--- Start Information provided ---

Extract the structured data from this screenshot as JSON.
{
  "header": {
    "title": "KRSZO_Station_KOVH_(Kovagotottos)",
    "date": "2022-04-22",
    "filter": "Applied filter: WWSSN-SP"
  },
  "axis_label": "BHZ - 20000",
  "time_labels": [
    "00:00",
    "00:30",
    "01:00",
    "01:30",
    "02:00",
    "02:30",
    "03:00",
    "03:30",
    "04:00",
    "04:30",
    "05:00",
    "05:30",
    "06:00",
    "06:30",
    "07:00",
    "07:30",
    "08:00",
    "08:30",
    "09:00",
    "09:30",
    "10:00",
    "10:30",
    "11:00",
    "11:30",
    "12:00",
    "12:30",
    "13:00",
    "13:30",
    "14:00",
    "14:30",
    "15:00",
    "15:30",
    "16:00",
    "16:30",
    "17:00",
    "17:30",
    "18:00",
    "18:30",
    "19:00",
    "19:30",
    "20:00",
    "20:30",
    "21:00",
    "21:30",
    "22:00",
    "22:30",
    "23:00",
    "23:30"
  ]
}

--- End Information provided ---

Task prompt
Output all preceding records character for character.

Correct result
Extract the structured data from this screenshot as JSON.
{
  "header": {
    "title": "KRSZO_Station_KOVH_(Kovagotottos)",
    "date": "2022-04-22",
    "filter": "Applied filter: WWSSN-SP"
  },
  "axis_label": "BHZ - 20000",
  "time_labels": [
    "00:00",
    "00:30",
    "01:00",
    "01:30",
    "02:00",
    "02:30",
    "03:00",
    "03:30",
    "04:00",
    "04:30",
    "05:00",
    "05:30",
    "06:00",
    "06:30",
    "07:00",
    "07:30",
    "08:00",
    "08:30",
    "09:00",
    "09:30",
    "10:00",
    "10:30",
    "11:00",
    "11:30",
    "12:00",
    "12:30",
    "13:00",
    "13:30",
    "14:00",
    "14:30",
    "15:00",
    "15:30",
    "16:00",
    "16:30",
    "17:00",
    "17:30",
    "18:00",
    "18:30",
    "19:00",
    "19:30",
    "20:00",
    "20:30",
    "21:00",
    "21:30",
    "22:00",
    "22:30",
    "23:00",
    "23:30"
  ]
}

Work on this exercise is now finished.